## Problem to solve
Each line that holds the word "with" should be returned.

Some records
----

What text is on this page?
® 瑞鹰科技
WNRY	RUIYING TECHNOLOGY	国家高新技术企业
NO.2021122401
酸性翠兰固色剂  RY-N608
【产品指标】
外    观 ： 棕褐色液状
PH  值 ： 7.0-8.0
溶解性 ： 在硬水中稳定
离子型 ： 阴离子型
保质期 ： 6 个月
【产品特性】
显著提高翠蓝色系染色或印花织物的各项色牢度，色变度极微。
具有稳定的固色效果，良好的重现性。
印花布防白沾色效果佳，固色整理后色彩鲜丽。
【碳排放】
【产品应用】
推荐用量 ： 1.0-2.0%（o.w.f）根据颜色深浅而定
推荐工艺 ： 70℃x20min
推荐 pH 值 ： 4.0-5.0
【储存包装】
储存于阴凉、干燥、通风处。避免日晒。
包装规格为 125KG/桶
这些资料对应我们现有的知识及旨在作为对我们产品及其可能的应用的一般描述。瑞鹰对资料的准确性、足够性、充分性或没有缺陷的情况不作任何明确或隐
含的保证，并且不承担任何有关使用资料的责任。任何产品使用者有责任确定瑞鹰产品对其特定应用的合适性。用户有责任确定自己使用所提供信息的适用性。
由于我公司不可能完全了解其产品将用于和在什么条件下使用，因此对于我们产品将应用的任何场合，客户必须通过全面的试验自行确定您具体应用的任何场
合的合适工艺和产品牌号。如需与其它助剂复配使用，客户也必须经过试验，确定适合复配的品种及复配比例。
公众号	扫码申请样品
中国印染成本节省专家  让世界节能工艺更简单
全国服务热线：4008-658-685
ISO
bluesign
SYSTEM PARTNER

----

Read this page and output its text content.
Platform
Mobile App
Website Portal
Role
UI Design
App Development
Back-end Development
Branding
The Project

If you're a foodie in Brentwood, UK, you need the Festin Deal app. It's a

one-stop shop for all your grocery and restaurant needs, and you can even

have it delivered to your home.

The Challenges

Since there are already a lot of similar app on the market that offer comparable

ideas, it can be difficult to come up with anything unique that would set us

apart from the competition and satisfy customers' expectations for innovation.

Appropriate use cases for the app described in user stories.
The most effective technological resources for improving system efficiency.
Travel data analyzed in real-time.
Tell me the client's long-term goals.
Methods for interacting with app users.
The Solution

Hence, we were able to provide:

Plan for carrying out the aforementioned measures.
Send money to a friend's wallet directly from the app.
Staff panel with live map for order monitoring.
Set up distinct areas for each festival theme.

----

## Full answer
ideas, it can be difficult to come up with anything unique that would set us
Methods for interacting with app users.
Staff panel with live map for order monitoring.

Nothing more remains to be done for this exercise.